<<<<

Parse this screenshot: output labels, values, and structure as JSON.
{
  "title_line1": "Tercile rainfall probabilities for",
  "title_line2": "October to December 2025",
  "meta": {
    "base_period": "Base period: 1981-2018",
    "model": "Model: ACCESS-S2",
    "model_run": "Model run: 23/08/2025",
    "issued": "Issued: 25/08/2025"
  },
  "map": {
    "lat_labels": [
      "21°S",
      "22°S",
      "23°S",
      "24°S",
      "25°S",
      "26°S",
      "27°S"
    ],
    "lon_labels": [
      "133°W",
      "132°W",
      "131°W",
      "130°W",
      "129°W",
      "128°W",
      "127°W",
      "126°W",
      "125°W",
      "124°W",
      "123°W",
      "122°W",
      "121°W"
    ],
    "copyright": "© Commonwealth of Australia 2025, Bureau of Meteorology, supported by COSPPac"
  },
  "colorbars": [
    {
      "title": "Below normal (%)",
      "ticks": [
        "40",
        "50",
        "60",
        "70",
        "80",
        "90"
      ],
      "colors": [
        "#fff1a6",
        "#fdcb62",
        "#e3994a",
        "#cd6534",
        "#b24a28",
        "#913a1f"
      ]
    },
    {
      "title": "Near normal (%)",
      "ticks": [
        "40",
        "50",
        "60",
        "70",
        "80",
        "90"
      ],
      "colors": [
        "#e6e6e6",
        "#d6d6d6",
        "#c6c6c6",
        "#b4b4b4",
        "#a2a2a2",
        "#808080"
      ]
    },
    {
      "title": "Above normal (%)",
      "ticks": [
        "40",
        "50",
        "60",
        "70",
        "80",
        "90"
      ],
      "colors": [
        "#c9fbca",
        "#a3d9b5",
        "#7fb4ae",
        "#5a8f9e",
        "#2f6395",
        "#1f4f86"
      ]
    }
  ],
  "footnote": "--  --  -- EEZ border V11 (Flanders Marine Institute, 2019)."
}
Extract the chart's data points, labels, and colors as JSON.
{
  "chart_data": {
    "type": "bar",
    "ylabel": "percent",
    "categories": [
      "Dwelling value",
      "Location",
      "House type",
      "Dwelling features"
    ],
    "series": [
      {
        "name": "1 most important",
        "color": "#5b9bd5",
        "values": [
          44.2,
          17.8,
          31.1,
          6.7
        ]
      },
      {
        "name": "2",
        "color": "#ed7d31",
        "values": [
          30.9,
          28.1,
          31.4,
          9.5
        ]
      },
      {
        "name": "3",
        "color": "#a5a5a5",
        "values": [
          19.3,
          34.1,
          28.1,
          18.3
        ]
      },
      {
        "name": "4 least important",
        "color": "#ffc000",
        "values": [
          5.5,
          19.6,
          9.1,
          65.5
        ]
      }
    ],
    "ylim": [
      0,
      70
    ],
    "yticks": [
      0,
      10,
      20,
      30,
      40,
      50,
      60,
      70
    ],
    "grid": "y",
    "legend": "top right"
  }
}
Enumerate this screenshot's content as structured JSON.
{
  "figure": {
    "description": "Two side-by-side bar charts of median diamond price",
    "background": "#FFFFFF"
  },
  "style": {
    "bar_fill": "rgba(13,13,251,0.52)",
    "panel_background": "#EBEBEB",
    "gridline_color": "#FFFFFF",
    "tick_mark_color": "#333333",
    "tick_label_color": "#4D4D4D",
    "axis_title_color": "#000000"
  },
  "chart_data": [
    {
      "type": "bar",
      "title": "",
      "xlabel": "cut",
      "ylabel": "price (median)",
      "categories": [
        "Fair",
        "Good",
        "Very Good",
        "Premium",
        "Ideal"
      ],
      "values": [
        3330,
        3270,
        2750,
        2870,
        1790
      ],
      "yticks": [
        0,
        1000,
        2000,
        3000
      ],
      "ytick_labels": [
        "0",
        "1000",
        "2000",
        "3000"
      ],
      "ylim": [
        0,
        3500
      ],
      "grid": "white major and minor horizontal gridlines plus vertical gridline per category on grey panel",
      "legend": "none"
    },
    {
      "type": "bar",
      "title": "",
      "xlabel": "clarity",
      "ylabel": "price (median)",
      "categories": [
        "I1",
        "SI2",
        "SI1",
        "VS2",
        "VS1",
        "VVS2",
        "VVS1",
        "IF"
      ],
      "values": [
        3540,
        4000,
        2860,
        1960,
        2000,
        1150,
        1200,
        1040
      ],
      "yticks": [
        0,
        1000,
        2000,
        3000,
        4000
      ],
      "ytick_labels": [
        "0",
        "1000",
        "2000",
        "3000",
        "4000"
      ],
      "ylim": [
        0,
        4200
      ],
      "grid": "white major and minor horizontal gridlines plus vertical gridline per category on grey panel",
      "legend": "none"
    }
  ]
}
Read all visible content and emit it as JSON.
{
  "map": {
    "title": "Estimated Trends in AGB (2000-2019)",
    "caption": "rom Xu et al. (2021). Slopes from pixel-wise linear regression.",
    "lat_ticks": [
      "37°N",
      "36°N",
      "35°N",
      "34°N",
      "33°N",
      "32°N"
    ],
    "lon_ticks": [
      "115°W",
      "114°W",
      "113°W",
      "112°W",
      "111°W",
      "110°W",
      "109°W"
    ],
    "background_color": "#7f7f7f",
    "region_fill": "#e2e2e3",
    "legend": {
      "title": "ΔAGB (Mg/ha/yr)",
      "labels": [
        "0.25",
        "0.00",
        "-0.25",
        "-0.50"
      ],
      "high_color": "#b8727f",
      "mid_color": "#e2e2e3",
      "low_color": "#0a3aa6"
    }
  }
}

>>>>

» WHAT THIS TASK INVOLVES: Restate all of the entries above precisely.

» RESPONSE TO THE TASK:
Parse this screenshot: output labels, values, and structure as JSON.
{
  "title_line1": "Tercile rainfall probabilities for",
  "title_line2": "October to December 2025",
  "meta": {
    "base_period": "Base period: 1981-2018",
    "model": "Model: ACCESS-S2",
    "model_run": "Model run: 23/08/2025",
    "issued": "Issued: 25/08/2025"
  },
  "map": {
    "lat_labels": [
      "21°S",
      "22°S",
      "23°S",
      "24°S",
      "25°S",
      "26°S",
      "27°S"
    ],
    "lon_labels": [
      "133°W",
      "132°W",
      "131°W",
      "130°W",
      "129°W",
      "128°W",
      "127°W",
      "126°W",
      "125°W",
      "124°W",
      "123°W",
      "122°W",
      "121°W"
    ],
    "copyright": "© Commonwealth of Australia 2025, Bureau of Meteorology, supported by COSPPac"
  },
  "colorbars": [
    {
      "title": "Below normal (%)",
      "ticks": [
        "40",
        "50",
        "60",
        "70",
        "80",
        "90"
      ],
      "colors": [
        "#fff1a6",
        "#fdcb62",
        "#e3994a",
        "#cd6534",
        "#b24a28",
        "#913a1f"
      ]
    },
    {
      "title": "Near normal (%)",
      "ticks": [
        "40",
        "50",
        "60",
        "70",
        "80",
        "90"
      ],
      "colors": [
        "#e6e6e6",
        "#d6d6d6",
        "#c6c6c6",
        "#b4b4b4",
        "#a2a2a2",
        "#808080"
      ]
    },
    {
      "title": "Above normal (%)",
      "ticks": [
        "40",
        "50",
        "60",
        "70",
        "80",
        "90"
      ],
      "colors": [
        "#c9fbca",
        "#a3d9b5",
        "#7fb4ae",
        "#5a8f9e",
        "#2f6395",
        "#1f4f86"
      ]
    }
  ],
  "footnote": "--  --  -- EEZ border V11 (Flanders Marine Institute, 2019)."
}
Extract the chart's data points, labels, and colors as JSON.
{
  "chart_data": {
    "type": "bar",
    "ylabel": "percent",
    "categories": [
      "Dwelling value",
      "Location",
      "House type",
      "Dwelling features"
    ],
    "series": [
      {
        "name": "1 most important",
        "color": "#5b9bd5",
        "values": [
          44.2,
          17.8,
          31.1,
          6.7
        ]
      },
      {
        "name": "2",
        "color": "#ed7d31",
        "values": [
          30.9,
          28.1,
          31.4,
          9.5
        ]
      },
      {
        "name": "3",
        "color": "#a5a5a5",
        "values": [
          19.3,
          34.1,
          28.1,
          18.3
        ]
      },
      {
        "name": "4 least important",
        "color": "#ffc000",
        "values": [
          5.5,
          19.6,
          9.1,
          65.5
        ]
      }
    ],
    "ylim": [
      0,
      70
    ],
    "yticks": [
      0,
      10,
      20,
      30,
      40,
      50,
      60,
      70
    ],
    "grid": "y",
    "legend": "top right"
  }
}
Enumerate this screenshot's content as structured JSON.
{
  "figure": {
    "description": "Two side-by-side bar charts of median diamond price",
    "background": "#FFFFFF"
  },
  "style": {
    "bar_fill": "rgba(13,13,251,0.52)",
    "panel_background": "#EBEBEB",
    "gridline_color": "#FFFFFF",
    "tick_mark_color": "#333333",
    "tick_label_color": "#4D4D4D",
    "axis_title_color": "#000000"
  },
  "chart_data": [
    {
      "type": "bar",
      "title": "",
      "xlabel": "cut",
      "ylabel": "price (median)",
      "categories": [
        "Fair",
        "Good",
        "Very Good",
        "Premium",
        "Ideal"
      ],
      "values": [
        3330,
        3270,
        2750,
        2870,
        1790
      ],
      "yticks": [
        0,
        1000,
        2000,
        3000
      ],
      "ytick_labels": [
        "0",
        "1000",
        "2000",
        "3000"
      ],
      "ylim": [
        0,
        3500
      ],
      "grid": "white major and minor horizontal gridlines plus vertical gridline per category on grey panel",
      "legend": "none"
    },
    {
      "type": "bar",
      "title": "",
      "xlabel": "clarity",
      "ylabel": "price (median)",
      "categories": [
        "I1",
        "SI2",
        "SI1",
        "VS2",
        "VS1",
        "VVS2",
        "VVS1",
        "IF"
      ],
      "values": [
        3540,
        4000,
        2860,
        1960,
        2000,
        1150,
        1200,
        1040
      ],
      "yticks": [
        0,
        1000,
        2000,
        3000,
        4000
      ],
      "ytick_labels": [
        "0",
        "1000",
        "2000",
        "3000",
        "4000"
      ],
      "ylim": [
        0,
        4200
      ],
      "grid": "white major and minor horizontal gridlines plus vertical gridline per category on grey panel",
      "legend": "none"
    }
  ]
}
Read all visible content and emit it as JSON.
{
  "map": {
    "title": "Estimated Trends in AGB (2000-2019)",
    "caption": "rom Xu et al. (2021). Slopes from pixel-wise linear regression.",
    "lat_ticks": [
      "37°N",
      "36°N",
      "35°N",
      "34°N",
      "33°N",
      "32°N"
    ],
    "lon_ticks": [
      "115°W",
      "114°W",
      "113°W",
      "112°W",
      "111°W",
      "110°W",
      "109°W"
    ],
    "background_color": "#7f7f7f",
    "region_fill": "#e2e2e3",
    "legend": {
      "title": "ΔAGB (Mg/ha/yr)",
      "labels": [
        "0.25",
        "0.00",
        "-0.25",
        "-0.50"
      ],
      "high_color": "#b8727f",
      "mid_color": "#e2e2e3",
      "low_color": "#0a3aa6"
    }
  }
}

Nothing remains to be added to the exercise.